__Work to complete__
Output the records exactly as they appear, with no pictures included.

☆ ☆ ☆ ☆ ☆ ☆ ☆

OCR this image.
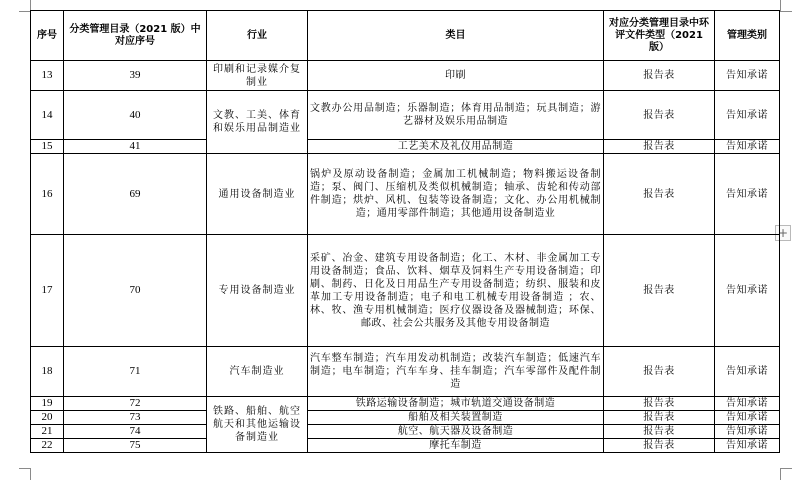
+
序号	分类管理目录（2021 版）中对应序号	行业	类目	对应分类管理目录中环评文件类型（2021 版）	管理类别
13	39	印刷和记录媒介复制业	印刷	报告表	告知承诺
14	40	文教、工美、体育和娱乐用品制造业	文教办公用品制造；乐器制造；体育用品制造；玩具制造；游艺器材及娱乐用品制造	报告表	告知承诺
15	41		工艺美术及礼仪用品制造	报告表	告知承诺
16	69	通用设备制造业	锅炉及原动设备制造；金属加工机械制造；物料搬运设备制造；泵、阀门、压缩机及类似机械制造；轴承、齿轮和传动部件制造；烘炉、风机、包装等设备制造；文化、办公用机械制造；通用零部件制造；其他通用设备制造业	报告表	告知承诺
17	70	专用设备制造业	采矿、冶金、建筑专用设备制造；化工、木材、非金属加工专用设备制造；食品、饮料、烟草及饲料生产专用设备制造；印刷、制药、日化及日用品生产专用设备制造；纺织、服装和皮革加工专用设备制造；电子和电工机械专用设备制造 ；农、林、牧、渔专用机械制造；医疗仪器设备及器械制造；环保、邮政、社会公共服务及其他专用设备制造	报告表	告知承诺
18	71	汽车制造业	汽车整车制造；汽车用发动机制造；改装汽车制造；低速汽车制造；电车制造；汽车车身、挂车制造；汽车零部件及配件制造	报告表	告知承诺
19	72	铁路、船舶、航空航天和其他运输设备制造业	铁路运输设备制造；城市轨道交通设备制造	报告表	告知承诺
20	73		船舶及相关装置制造	报告表	告知承诺
21	74		航空、航天器及设备制造	报告表	告知承诺
22	75		摩托车制造	报告表	告知承诺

☆ ☆ ☆ ☆ ☆ ☆ ☆

__Full solution__
OCR this image.
+
序号	分类管理目录（2021 版）中对应序号	行业	类目	对应分类管理目录中环评文件类型（2021 版）	管理类别
13	39	印刷和记录媒介复制业	印刷	报告表	告知承诺
14	40	文教、工美、体育和娱乐用品制造业	文教办公用品制造；乐器制造；体育用品制造；玩具制造；游艺器材及娱乐用品制造	报告表	告知承诺
15	41		工艺美术及礼仪用品制造	报告表	告知承诺
16	69	通用设备制造业	锅炉及原动设备制造；金属加工机械制造；物料搬运设备制造；泵、阀门、压缩机及类似机械制造；轴承、齿轮和传动部件制造；烘炉、风机、包装等设备制造；文化、办公用机械制造；通用零部件制造；其他通用设备制造业	报告表	告知承诺
17	70	专用设备制造业	采矿、冶金、建筑专用设备制造；化工、木材、非金属加工专用设备制造；食品、饮料、烟草及饲料生产专用设备制造；印刷、制药、日化及日用品生产专用设备制造；纺织、服装和皮革加工专用设备制造；电子和电工机械专用设备制造 ；农、林、牧、渔专用机械制造；医疗仪器设备及器械制造；环保、邮政、社会公共服务及其他专用设备制造	报告表	告知承诺
18	71	汽车制造业	汽车整车制造；汽车用发动机制造；改装汽车制造；低速汽车制造；电车制造；汽车车身、挂车制造；汽车零部件及配件制造	报告表	告知承诺
19	72	铁路、船舶、航空航天和其他运输设备制造业	铁路运输设备制造；城市轨道交通设备制造	报告表	告知承诺
20	73		船舶及相关装置制造	报告表	告知承诺
21	74		航空、航天器及设备制造	报告表	告知承诺
22	75		摩托车制造	报告表	告知承诺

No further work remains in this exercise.